Output the material word for word. Leave each picture out.

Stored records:
%%
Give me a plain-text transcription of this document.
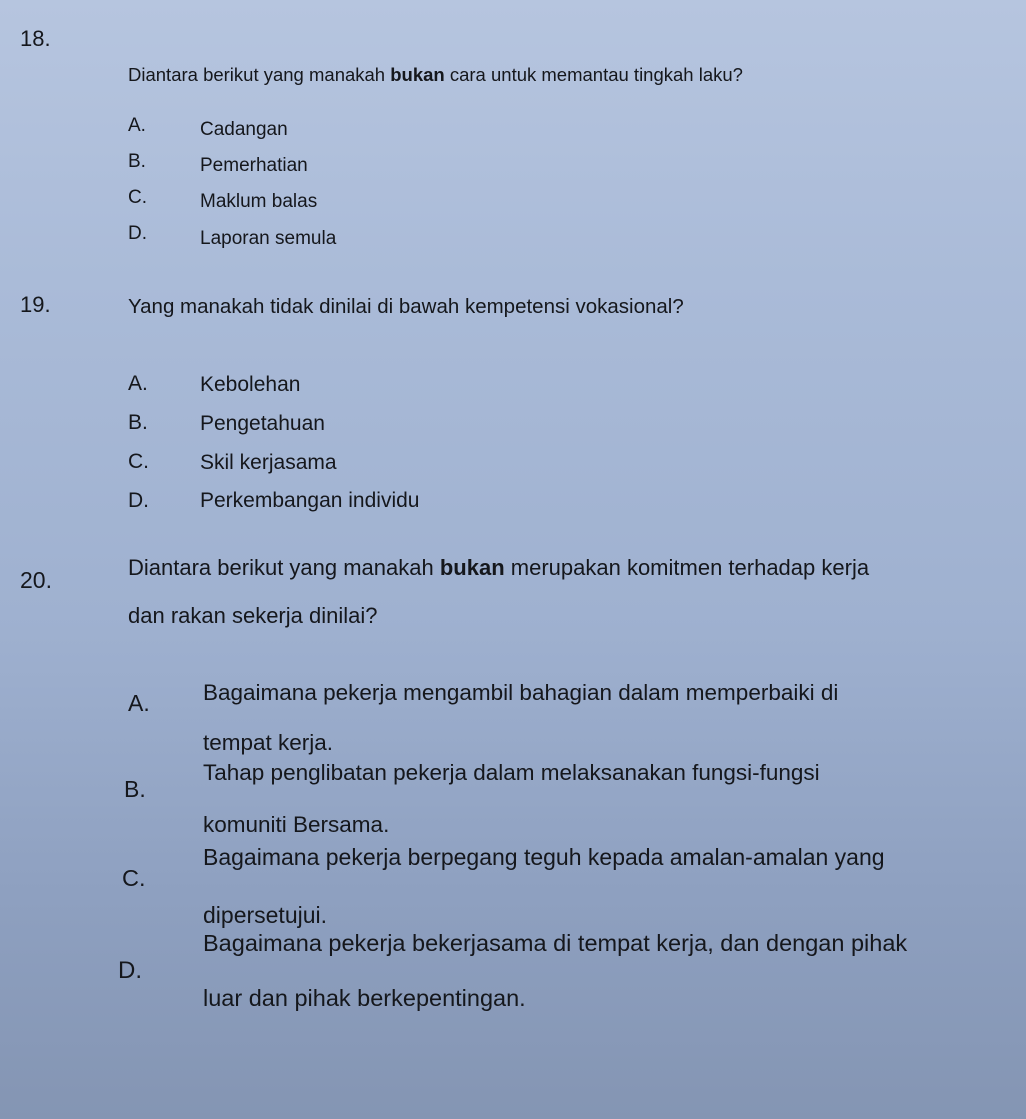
18.
Diantara berikut yang manakah bukan cara untuk memantau tingkah laku?
A.	Cadangan
B.	Pemerhatian
C.	Maklum balas
D.	Laporan semula
19.	Yang manakah tidak dinilai di bawah kempetensi vokasional?
A. Kebolehan
B. Pengetahuan
C. Skil kerjasama
D. Perkembangan individu
20.	Diantara berikut yang manakah bukan merupakan komitmen terhadap kerja
dan rakan sekerja dinilai?
A. Bagaimana pekerja mengambil bahagian dalam memperbaiki di
tempat kerja.
B.
Tahap penglibatan pekerja dalam melaksanakan fungsi-fungsi
komuniti Bersama.
C.
Bagaimana pekerja berpegang teguh kepada amalan-amalan yang
dipersetujui.
D.
Bagaimana pekerja bekerjasama di tempat kerja, dan dengan pihak
luar dan pihak berkepentingan.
%%
Answer to this task.
Give me a plain-text transcription of this document.
18.
Diantara berikut yang manakah bukan cara untuk memantau tingkah laku?
A.	Cadangan
B.	Pemerhatian
C.	Maklum balas
D.	Laporan semula
19.	Yang manakah tidak dinilai di bawah kempetensi vokasional?
A. Kebolehan
B. Pengetahuan
C. Skil kerjasama
D. Perkembangan individu
20.	Diantara berikut yang manakah bukan merupakan komitmen terhadap kerja
dan rakan sekerja dinilai?
A. Bagaimana pekerja mengambil bahagian dalam memperbaiki di
tempat kerja.
B.
Tahap penglibatan pekerja dalam melaksanakan fungsi-fungsi
komuniti Bersama.
C.
Bagaimana pekerja berpegang teguh kepada amalan-amalan yang
dipersetujui.
D.
Bagaimana pekerja bekerjasama di tempat kerja, dan dengan pihak
luar dan pihak berkepentingan.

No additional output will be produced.